• DIRECTIVE
Each record that follows should be repeated exactly, minus any images.

• THE INPUT
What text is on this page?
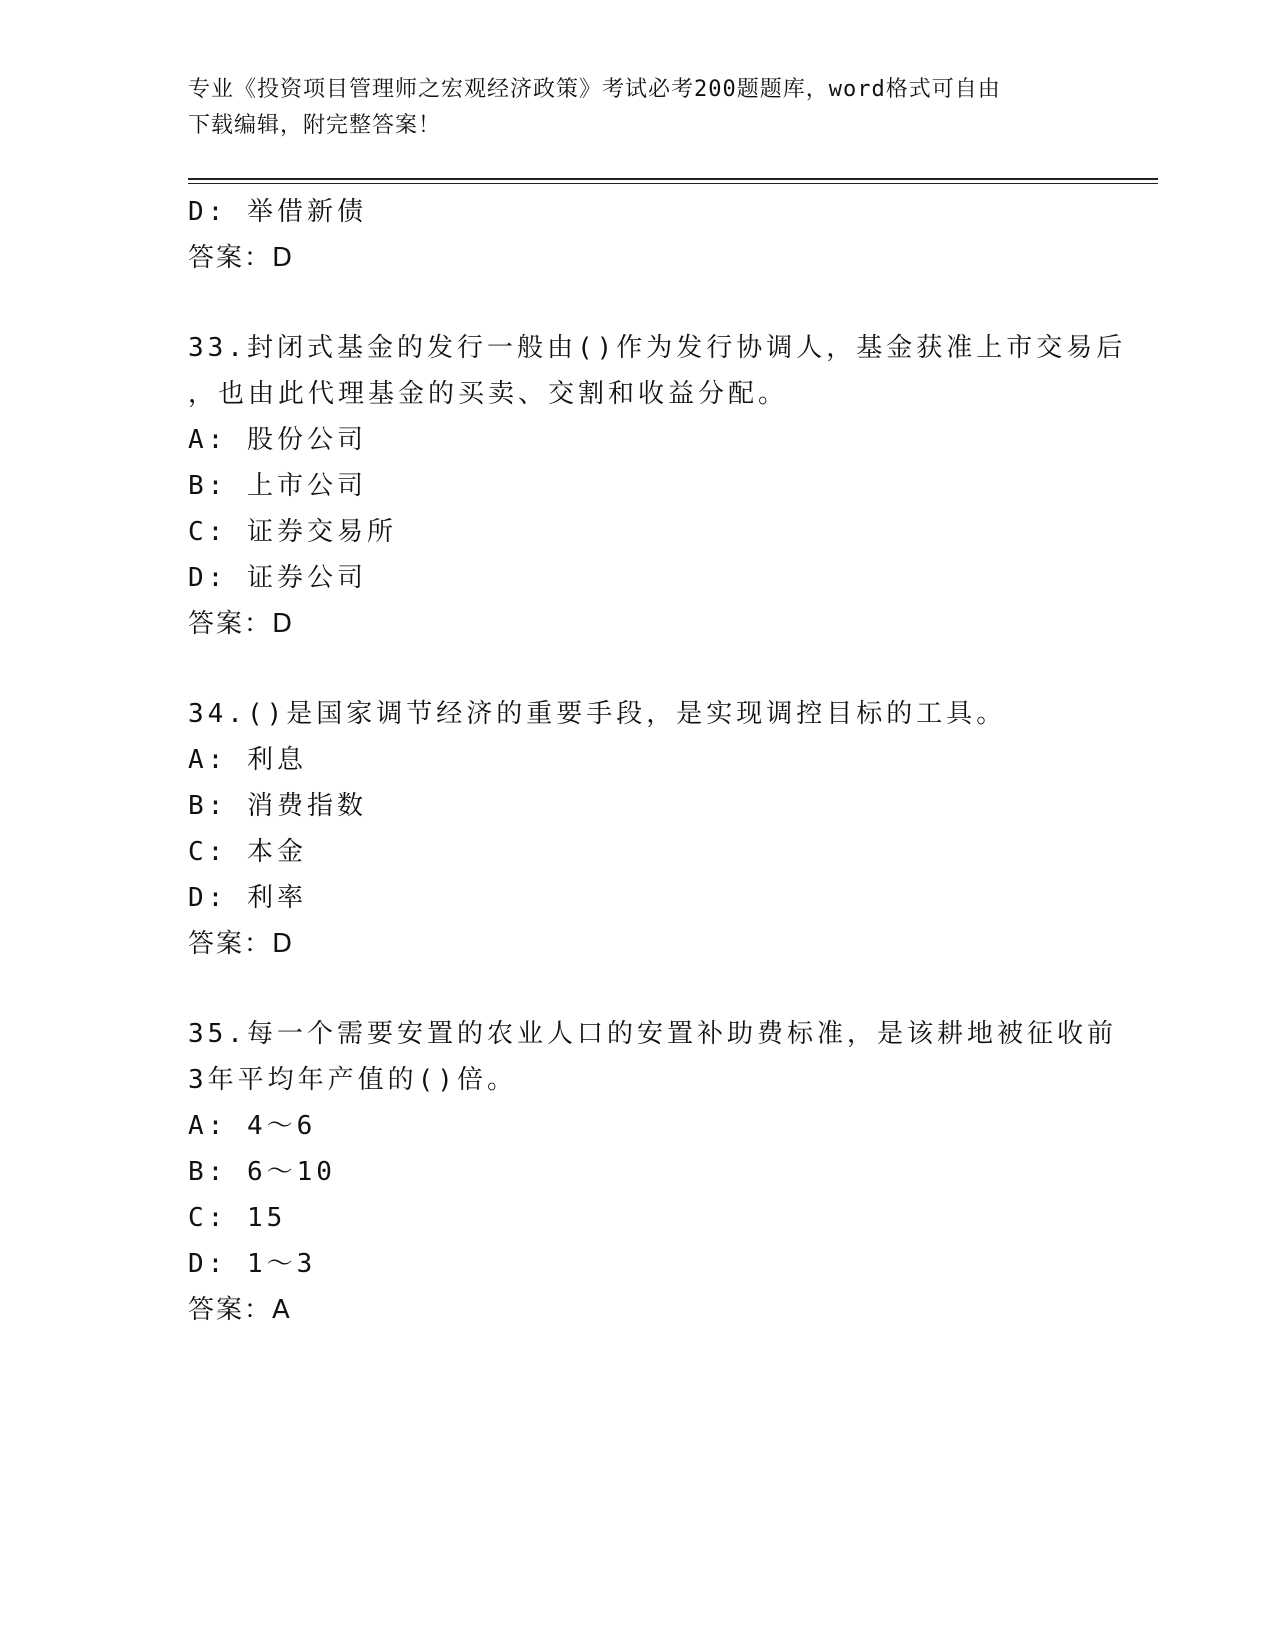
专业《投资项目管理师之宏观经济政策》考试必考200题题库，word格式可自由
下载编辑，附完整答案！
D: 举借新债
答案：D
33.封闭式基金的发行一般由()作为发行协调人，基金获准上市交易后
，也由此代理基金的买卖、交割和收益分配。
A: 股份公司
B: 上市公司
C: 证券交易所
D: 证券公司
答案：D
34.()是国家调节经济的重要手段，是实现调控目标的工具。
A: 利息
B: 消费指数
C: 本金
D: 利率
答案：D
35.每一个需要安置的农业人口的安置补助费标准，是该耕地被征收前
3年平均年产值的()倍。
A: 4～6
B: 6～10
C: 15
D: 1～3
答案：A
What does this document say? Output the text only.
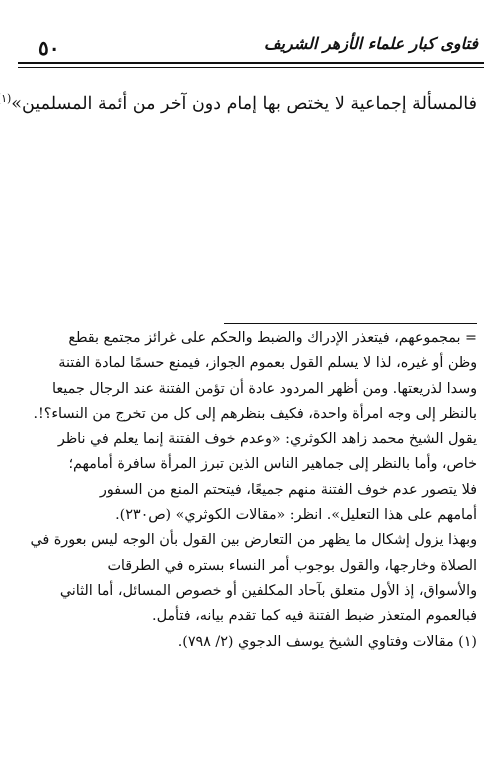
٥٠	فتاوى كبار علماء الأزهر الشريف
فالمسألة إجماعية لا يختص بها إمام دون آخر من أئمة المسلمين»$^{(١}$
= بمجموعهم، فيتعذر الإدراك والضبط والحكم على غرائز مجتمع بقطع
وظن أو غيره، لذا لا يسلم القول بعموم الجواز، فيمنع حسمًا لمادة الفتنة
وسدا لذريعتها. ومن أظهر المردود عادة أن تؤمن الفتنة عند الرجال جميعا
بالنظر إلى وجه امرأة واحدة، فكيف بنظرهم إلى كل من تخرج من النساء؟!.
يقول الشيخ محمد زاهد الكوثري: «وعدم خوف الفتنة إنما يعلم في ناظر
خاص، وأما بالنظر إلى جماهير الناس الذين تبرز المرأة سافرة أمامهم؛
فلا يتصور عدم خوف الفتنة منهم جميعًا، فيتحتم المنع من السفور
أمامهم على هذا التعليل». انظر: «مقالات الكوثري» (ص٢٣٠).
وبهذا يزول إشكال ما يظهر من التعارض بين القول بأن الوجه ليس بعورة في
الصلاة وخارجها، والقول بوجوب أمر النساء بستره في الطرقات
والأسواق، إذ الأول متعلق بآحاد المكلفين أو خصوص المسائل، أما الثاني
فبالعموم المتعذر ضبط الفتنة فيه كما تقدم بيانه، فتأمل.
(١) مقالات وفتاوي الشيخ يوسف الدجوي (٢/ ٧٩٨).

• RESULT OF THIS TASK
What text is on this page?
专业《投资项目管理师之宏观经济政策》考试必考200题题库，word格式可自由
下载编辑，附完整答案！
D: 举借新债
答案：D
33.封闭式基金的发行一般由()作为发行协调人，基金获准上市交易后
，也由此代理基金的买卖、交割和收益分配。
A: 股份公司
B: 上市公司
C: 证券交易所
D: 证券公司
答案：D
34.()是国家调节经济的重要手段，是实现调控目标的工具。
A: 利息
B: 消费指数
C: 本金
D: 利率
答案：D
35.每一个需要安置的农业人口的安置补助费标准，是该耕地被征收前
3年平均年产值的()倍。
A: 4～6
B: 6～10
C: 15
D: 1～3
答案：A
What does this document say? Output the text only.
٥٠	فتاوى كبار علماء الأزهر الشريف
فالمسألة إجماعية لا يختص بها إمام دون آخر من أئمة المسلمين»$^{(١}$
= بمجموعهم، فيتعذر الإدراك والضبط والحكم على غرائز مجتمع بقطع
وظن أو غيره، لذا لا يسلم القول بعموم الجواز، فيمنع حسمًا لمادة الفتنة
وسدا لذريعتها. ومن أظهر المردود عادة أن تؤمن الفتنة عند الرجال جميعا
بالنظر إلى وجه امرأة واحدة، فكيف بنظرهم إلى كل من تخرج من النساء؟!.
يقول الشيخ محمد زاهد الكوثري: «وعدم خوف الفتنة إنما يعلم في ناظر
خاص، وأما بالنظر إلى جماهير الناس الذين تبرز المرأة سافرة أمامهم؛
فلا يتصور عدم خوف الفتنة منهم جميعًا، فيتحتم المنع من السفور
أمامهم على هذا التعليل». انظر: «مقالات الكوثري» (ص٢٣٠).
وبهذا يزول إشكال ما يظهر من التعارض بين القول بأن الوجه ليس بعورة في
الصلاة وخارجها، والقول بوجوب أمر النساء بستره في الطرقات
والأسواق، إذ الأول متعلق بآحاد المكلفين أو خصوص المسائل، أما الثاني
فبالعموم المتعذر ضبط الفتنة فيه كما تقدم بيانه، فتأمل.
(١) مقالات وفتاوي الشيخ يوسف الدجوي (٢/ ٧٩٨).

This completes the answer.